__Exercise description__: The records below must be output exactly, without pictures.

>> Begin

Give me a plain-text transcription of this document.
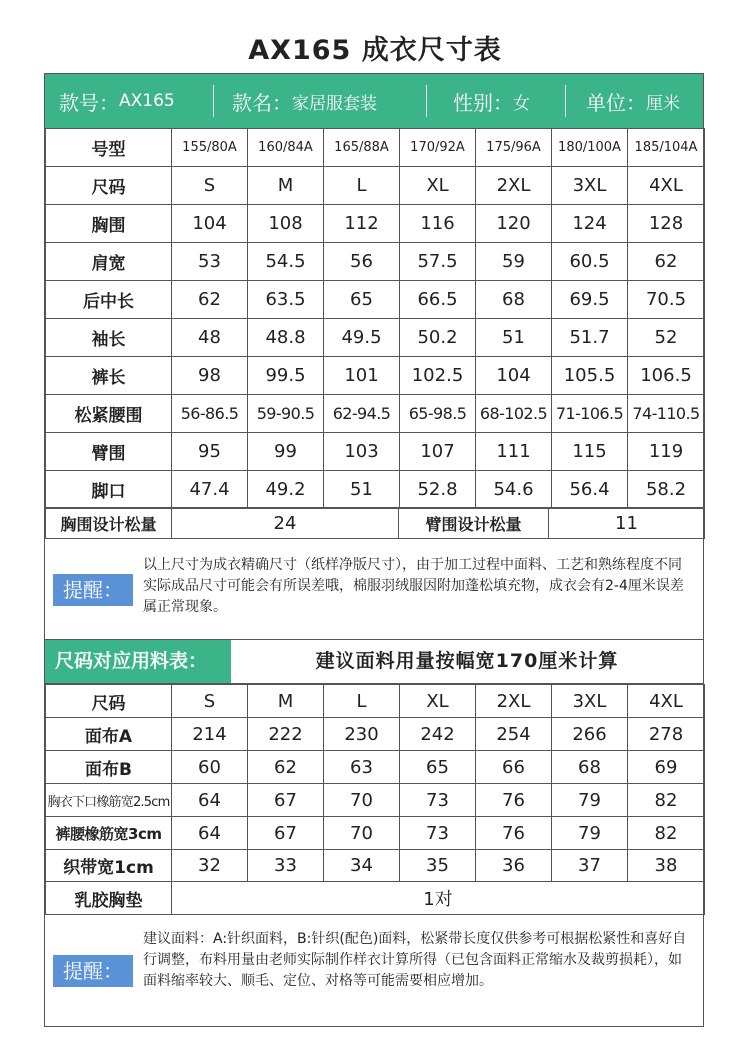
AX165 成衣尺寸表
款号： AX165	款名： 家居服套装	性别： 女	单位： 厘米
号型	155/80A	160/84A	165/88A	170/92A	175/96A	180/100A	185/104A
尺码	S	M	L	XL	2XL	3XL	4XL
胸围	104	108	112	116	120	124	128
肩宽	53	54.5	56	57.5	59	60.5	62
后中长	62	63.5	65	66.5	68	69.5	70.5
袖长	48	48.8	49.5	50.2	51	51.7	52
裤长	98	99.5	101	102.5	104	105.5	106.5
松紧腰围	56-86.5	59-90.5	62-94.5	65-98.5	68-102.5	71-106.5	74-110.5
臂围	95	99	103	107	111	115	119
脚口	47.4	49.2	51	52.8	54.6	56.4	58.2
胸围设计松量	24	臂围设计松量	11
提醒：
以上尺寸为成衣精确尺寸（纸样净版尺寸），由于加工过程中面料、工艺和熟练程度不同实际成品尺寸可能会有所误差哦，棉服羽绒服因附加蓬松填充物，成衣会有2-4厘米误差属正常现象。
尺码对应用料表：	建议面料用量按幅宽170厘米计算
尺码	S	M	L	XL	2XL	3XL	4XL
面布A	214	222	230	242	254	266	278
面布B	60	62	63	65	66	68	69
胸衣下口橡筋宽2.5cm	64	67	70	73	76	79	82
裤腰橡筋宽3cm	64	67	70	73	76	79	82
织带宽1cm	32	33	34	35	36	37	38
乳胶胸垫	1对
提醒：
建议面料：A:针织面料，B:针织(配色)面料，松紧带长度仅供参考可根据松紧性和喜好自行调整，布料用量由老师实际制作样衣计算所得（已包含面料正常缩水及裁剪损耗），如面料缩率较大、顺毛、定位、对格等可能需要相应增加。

>> End

__Task answer__:
Give me a plain-text transcription of this document.
AX165 成衣尺寸表
款号： AX165	款名： 家居服套装	性别： 女	单位： 厘米
号型	155/80A	160/84A	165/88A	170/92A	175/96A	180/100A	185/104A
尺码	S	M	L	XL	2XL	3XL	4XL
胸围	104	108	112	116	120	124	128
肩宽	53	54.5	56	57.5	59	60.5	62
后中长	62	63.5	65	66.5	68	69.5	70.5
袖长	48	48.8	49.5	50.2	51	51.7	52
裤长	98	99.5	101	102.5	104	105.5	106.5
松紧腰围	56-86.5	59-90.5	62-94.5	65-98.5	68-102.5	71-106.5	74-110.5
臂围	95	99	103	107	111	115	119
脚口	47.4	49.2	51	52.8	54.6	56.4	58.2
胸围设计松量	24	臂围设计松量	11
提醒：
以上尺寸为成衣精确尺寸（纸样净版尺寸），由于加工过程中面料、工艺和熟练程度不同实际成品尺寸可能会有所误差哦，棉服羽绒服因附加蓬松填充物，成衣会有2-4厘米误差属正常现象。
尺码对应用料表：	建议面料用量按幅宽170厘米计算
尺码	S	M	L	XL	2XL	3XL	4XL
面布A	214	222	230	242	254	266	278
面布B	60	62	63	65	66	68	69
胸衣下口橡筋宽2.5cm	64	67	70	73	76	79	82
裤腰橡筋宽3cm	64	67	70	73	76	79	82
织带宽1cm	32	33	34	35	36	37	38
乳胶胸垫	1对
提醒：
建议面料：A:针织面料，B:针织(配色)面料，松紧带长度仅供参考可根据松紧性和喜好自行调整，布料用量由老师实际制作样衣计算所得（已包含面料正常缩水及裁剪损耗），如面料缩率较大、顺毛、定位、对格等可能需要相应增加。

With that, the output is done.